Written exercise: Show all lines of the listing that hold the word "当月同比".

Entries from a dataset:

______

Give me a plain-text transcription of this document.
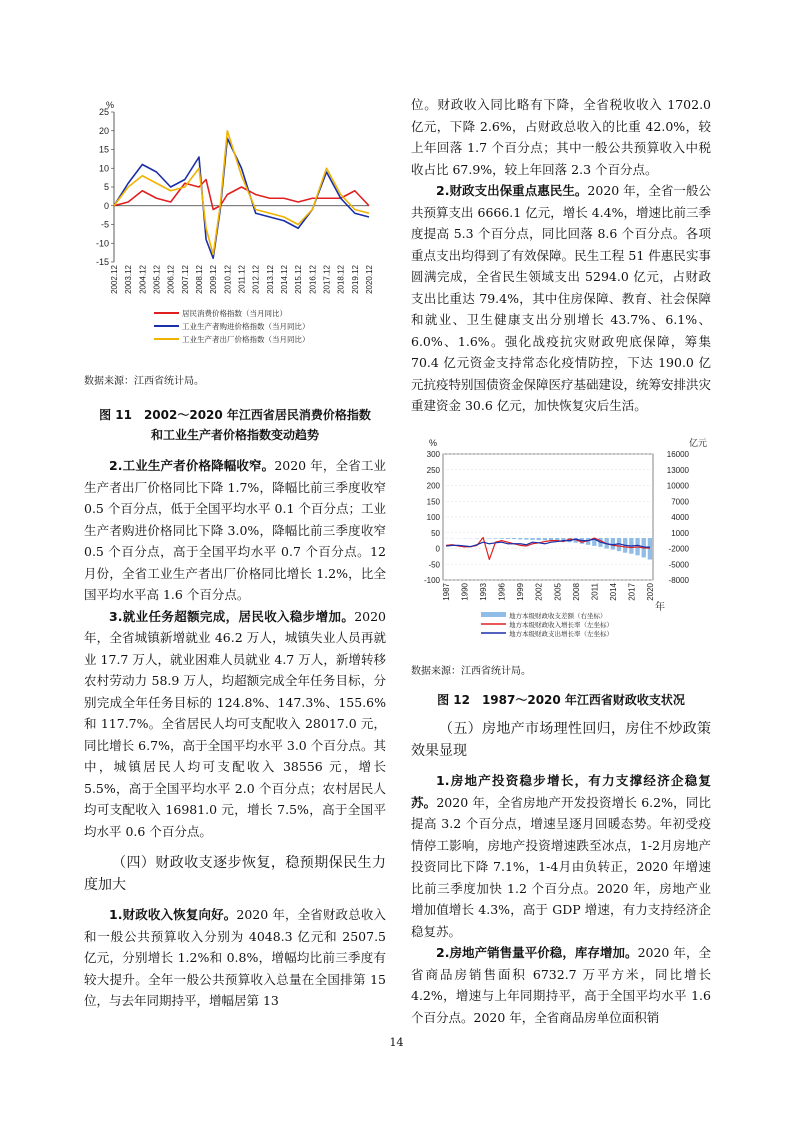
%
25
20
15
10
5
0
-5
-10
-15
2002.12 2003.12 2004.12 2005.12 2006.12 2007.12 2008.12 2009.12 2010.12 2011.12 2012.12 2013.12 2014.12 2015.12 2016.12 2017.12 2018.12 2019.12 2020.12
居民消费价格指数（当月同比）
工业生产者购进价格指数（当月同比）
工业生产者出厂价格指数（当月同比）
数据来源：江西省统计局。
图 11　2002～2020 年江西省居民消费价格指数
和工业生产者价格指数变动趋势

2.工业生产者价格降幅收窄。2020 年，全省工业生产者出厂价格同比下降 1.7%，降幅比前三季度收窄 0.5 个百分点，低于全国平均水平 0.1 个百分点；工业生产者购进价格同比下降 3.0%，降幅比前三季度收窄 0.5 个百分点，高于全国平均水平 0.7 个百分点。12 月份，全省工业生产者出厂价格同比增长 1.2%，比全国平均水平高 1.6 个百分点。

3.就业任务超额完成，居民收入稳步增加。2020 年，全省城镇新增就业 46.2 万人，城镇失业人员再就业 17.7 万人，就业困难人员就业 4.7 万人，新增转移农村劳动力 58.9 万人，均超额完成全年任务目标，分别完成全年任务目标的 124.8%、147.3%、155.6%和 117.7%。全省居民人均可支配收入 28017.0 元，同比增长 6.7%，高于全国平均水平 3.0 个百分点。其中，城镇居民人均可支配收入 38556 元，增长 5.5%，高于全国平均水平 2.0 个百分点；农村居民人均可支配收入 16981.0 元，增长 7.5%，高于全国平均水平 0.6 个百分点。

（四）财政收支逐步恢复，稳预期保民生力度加大

1.财政收入恢复向好。2020 年，全省财政总收入和一般公共预算收入分别为 4048.3 亿元和 2507.5 亿元，分别增长 1.2%和 0.8%，增幅均比前三季度有较大提升。全年一般公共预算收入总量在全国排第 15 位，与去年同期持平，增幅居第 13

位。财政收入同比略有下降，全省税收收入 1702.0 亿元，下降 2.6%，占财政总收入的比重 42.0%，较上年回落 1.7 个百分点；其中一般公共预算收入中税收占比 67.9%，较上年回落 2.3 个百分点。

2.财政支出保重点惠民生。2020 年，全省一般公共预算支出 6666.1 亿元，增长 4.4%，增速比前三季度提高 5.3 个百分点，同比回落 8.6 个百分点。各项重点支出均得到了有效保障。民生工程 51 件惠民实事圆满完成，全省民生领域支出 5294.0 亿元，占财政支出比重达 79.4%，其中住房保障、教育、社会保障和就业、卫生健康支出分别增长 43.7%、6.1%、6.0%、1.6%。强化战疫抗灾财政兜底保障，筹集 70.4 亿元资金支持常态化疫情防控，下达 190.0 亿元抗疫特别国债资金保障医疗基础建设，统筹安排洪灾重建资金 30.6 亿元，加快恢复灾后生活。

%	亿元
300
250
200
150
100
50
0
-50
-100
16000
13000
10000
7000
4000
1000
-2000
-5000
-8000
1987 1990 1993 1996 1999 2002 2005 2008 2011 2014 2017 2020
年
地方本级财政收支差额（右坐标）
地方本级财政收入增长率（左坐标）
地方本级财政支出增长率（左坐标）
数据来源：江西省统计局。
图 12　1987～2020 年江西省财政收支状况

（五）房地产市场理性回归，房住不炒政策效果显现

1.房地产投资稳步增长，有力支撑经济企稳复苏。2020 年，全省房地产开发投资增长 6.2%，同比提高 3.2 个百分点，增速呈逐月回暖态势。年初受疫情停工影响，房地产投资增速跌至冰点，1-2月房地产投资同比下降 7.1%，1-4月由负转正，2020 年增速比前三季度加快 1.2 个百分点。2020 年，房地产业增加值增长 4.3%，高于 GDP 增速，有力支持经济企稳复苏。

2.房地产销售量平价稳，库存增加。2020 年，全省商品房销售面积 6732.7 万平方米，同比增长 4.2%，增速与上年同期持平，高于全国平均水平 1.6 个百分点。2020 年，全省商品房单位面积销

14
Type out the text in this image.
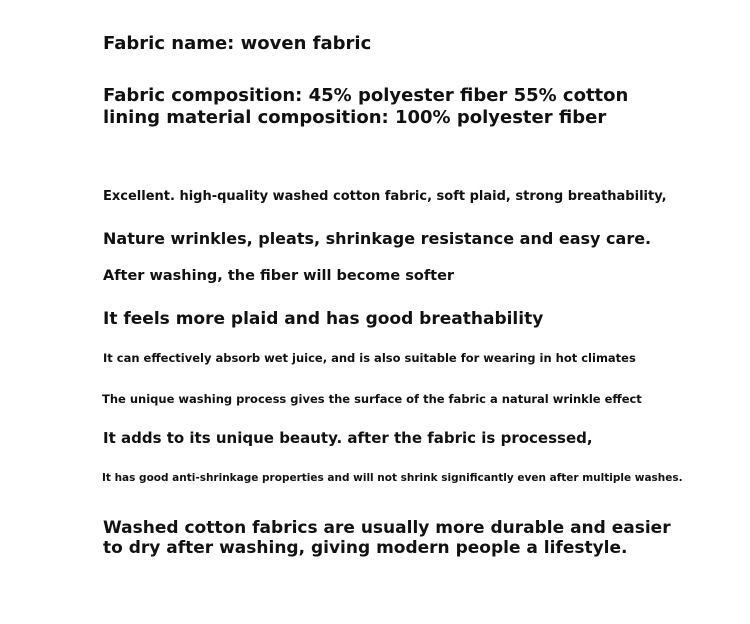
Fabric name: woven fabric

Fabric composition: 45% polyester fiber 55% cotton

lining material composition: 100% polyester fiber

Excellent. high-quality washed cotton fabric, soft plaid, strong breathability,

Nature wrinkles, pleats, shrinkage resistance and easy care.

After washing, the fiber will become softer

It feels more plaid and has good breathability

It can effectively absorb wet juice, and is also suitable for wearing in hot climates

The unique washing process gives the surface of the fabric a natural wrinkle effect

It adds to its unique beauty. after the fabric is processed,

It has good anti-shrinkage properties and will not shrink significantly even after multiple washes.

Washed cotton fabrics are usually more durable and easier

to dry after washing, giving modern people a lifestyle.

______

Solution:
居民消费价格指数（当月同比）
工业生产者购进价格指数（当月同比）
工业生产者出厂价格指数（当月同比）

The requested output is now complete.